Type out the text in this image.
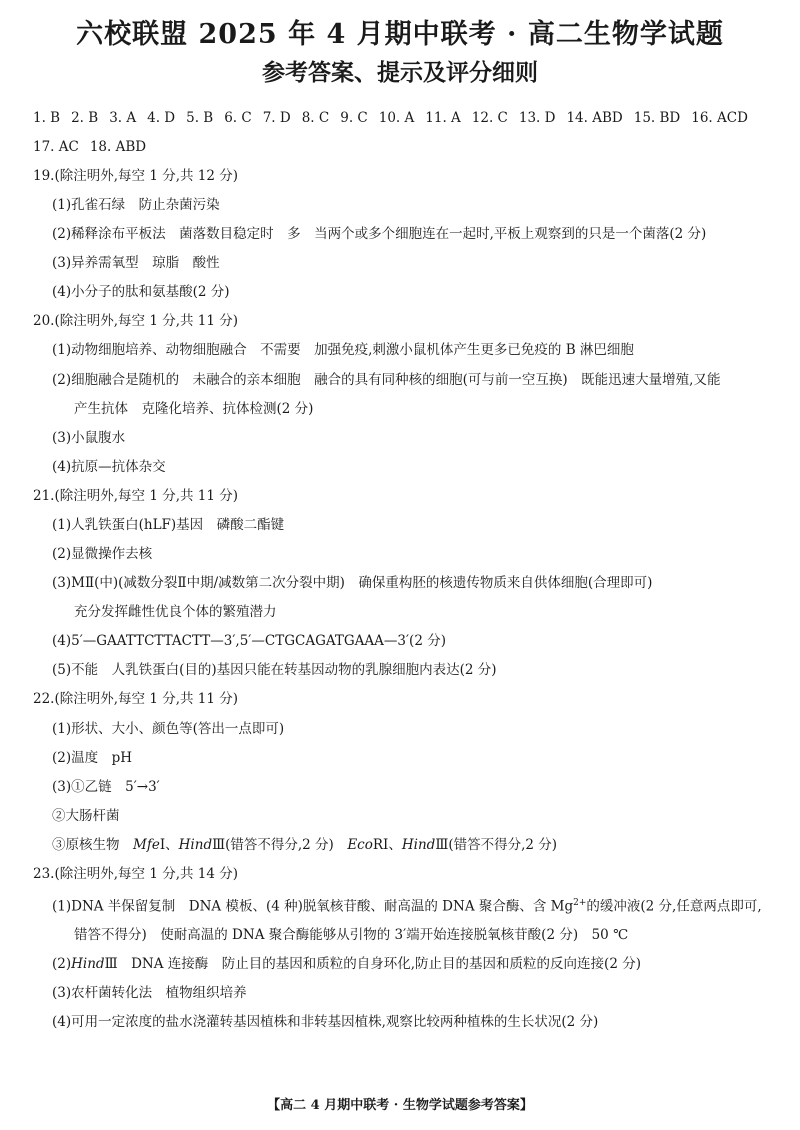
六校联盟 2025 年 4 月期中联考 · 高二生物学试题
参考答案、提示及评分细则
1. B 2. B 3. A 4. D 5. B 6. C 7. D 8. C 9. C 10. A 11. A 12. C 13. D 14. ABD 15. BD 16. ACD
17. AC 18. ABD
19.(除注明外,每空 1 分,共 12 分)
(1)孔雀石绿　防止杂菌污染
(2)稀释涂布平板法　菌落数目稳定时　多　当两个或多个细胞连在一起时,平板上观察到的只是一个菌落(2 分)
(3)异养需氧型　琼脂　酸性
(4)小分子的肽和氨基酸(2 分)
20.(除注明外,每空 1 分,共 11 分)
(1)动物细胞培养、动物细胞融合　不需要　加强免疫,刺激小鼠机体产生更多已免疫的 B 淋巴细胞
(2)细胞融合是随机的　未融合的亲本细胞　融合的具有同种核的细胞(可与前一空互换)　既能迅速大量增殖,又能
产生抗体　克隆化培养、抗体检测(2 分)
(3)小鼠腹水
(4)抗原—抗体杂交
21.(除注明外,每空 1 分,共 11 分)
(1)人乳铁蛋白(hLF)基因　磷酸二酯键
(2)显微操作去核
(3)MⅡ(中)(减数分裂Ⅱ中期/减数第二次分裂中期)　确保重构胚的核遗传物质来自供体细胞(合理即可)
充分发挥雌性优良个体的繁殖潜力
(4)5′—GAATTCTTACTT—3′,5′—CTGCAGATGAAA—3′(2 分)
(5)不能　人乳铁蛋白(目的)基因只能在转基因动物的乳腺细胞内表达(2 分)
22.(除注明外,每空 1 分,共 11 分)
(1)形状、大小、颜色等(答出一点即可)
(2)温度　pH
(3)①乙链　5′→3′
②大肠杆菌
③原核生物　MfeⅠ、HindⅢ(错答不得分,2 分)　EcoRⅠ、HindⅢ(错答不得分,2 分)
23.(除注明外,每空 1 分,共 14 分)
(1)DNA 半保留复制　DNA 模板、(4 种)脱氧核苷酸、耐高温的 DNA 聚合酶、含 $Mg^{2+}$的缓冲液(2 分,任意两点即可,
错答不得分)　使耐高温的 DNA 聚合酶能够从引物的 3′端开始连接脱氧核苷酸(2 分)　50 ℃
(2)HindⅢ　DNA 连接酶　防止目的基因和质粒的自身环化,防止目的基因和质粒的反向连接(2 分)
(3)农杆菌转化法　植物组织培养
(4)可用一定浓度的盐水浇灌转基因植株和非转基因植株,观察比较两种植株的生长状况(2 分)
【高二 4 月期中联考 · 生物学试题参考答案】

* * * *

Give the entries again word for word, but skip the pictures.

TASK SOLUTION »
Type out the text in this image.
六校联盟 2025 年 4 月期中联考 · 高二生物学试题
参考答案、提示及评分细则
1. B 2. B 3. A 4. D 5. B 6. C 7. D 8. C 9. C 10. A 11. A 12. C 13. D 14. ABD 15. BD 16. ACD
17. AC 18. ABD
19.(除注明外,每空 1 分,共 12 分)
(1)孔雀石绿　防止杂菌污染
(2)稀释涂布平板法　菌落数目稳定时　多　当两个或多个细胞连在一起时,平板上观察到的只是一个菌落(2 分)
(3)异养需氧型　琼脂　酸性
(4)小分子的肽和氨基酸(2 分)
20.(除注明外,每空 1 分,共 11 分)
(1)动物细胞培养、动物细胞融合　不需要　加强免疫,刺激小鼠机体产生更多已免疫的 B 淋巴细胞
(2)细胞融合是随机的　未融合的亲本细胞　融合的具有同种核的细胞(可与前一空互换)　既能迅速大量增殖,又能
产生抗体　克隆化培养、抗体检测(2 分)
(3)小鼠腹水
(4)抗原—抗体杂交
21.(除注明外,每空 1 分,共 11 分)
(1)人乳铁蛋白(hLF)基因　磷酸二酯键
(2)显微操作去核
(3)MⅡ(中)(减数分裂Ⅱ中期/减数第二次分裂中期)　确保重构胚的核遗传物质来自供体细胞(合理即可)
充分发挥雌性优良个体的繁殖潜力
(4)5′—GAATTCTTACTT—3′,5′—CTGCAGATGAAA—3′(2 分)
(5)不能　人乳铁蛋白(目的)基因只能在转基因动物的乳腺细胞内表达(2 分)
22.(除注明外,每空 1 分,共 11 分)
(1)形状、大小、颜色等(答出一点即可)
(2)温度　pH
(3)①乙链　5′→3′
②大肠杆菌
③原核生物　MfeⅠ、HindⅢ(错答不得分,2 分)　EcoRⅠ、HindⅢ(错答不得分,2 分)
23.(除注明外,每空 1 分,共 14 分)
(1)DNA 半保留复制　DNA 模板、(4 种)脱氧核苷酸、耐高温的 DNA 聚合酶、含 $Mg^{2+}$的缓冲液(2 分,任意两点即可,
错答不得分)　使耐高温的 DNA 聚合酶能够从引物的 3′端开始连接脱氧核苷酸(2 分)　50 ℃
(2)HindⅢ　DNA 连接酶　防止目的基因和质粒的自身环化,防止目的基因和质粒的反向连接(2 分)
(3)农杆菌转化法　植物组织培养
(4)可用一定浓度的盐水浇灌转基因植株和非转基因植株,观察比较两种植株的生长状况(2 分)
【高二 4 月期中联考 · 生物学试题参考答案】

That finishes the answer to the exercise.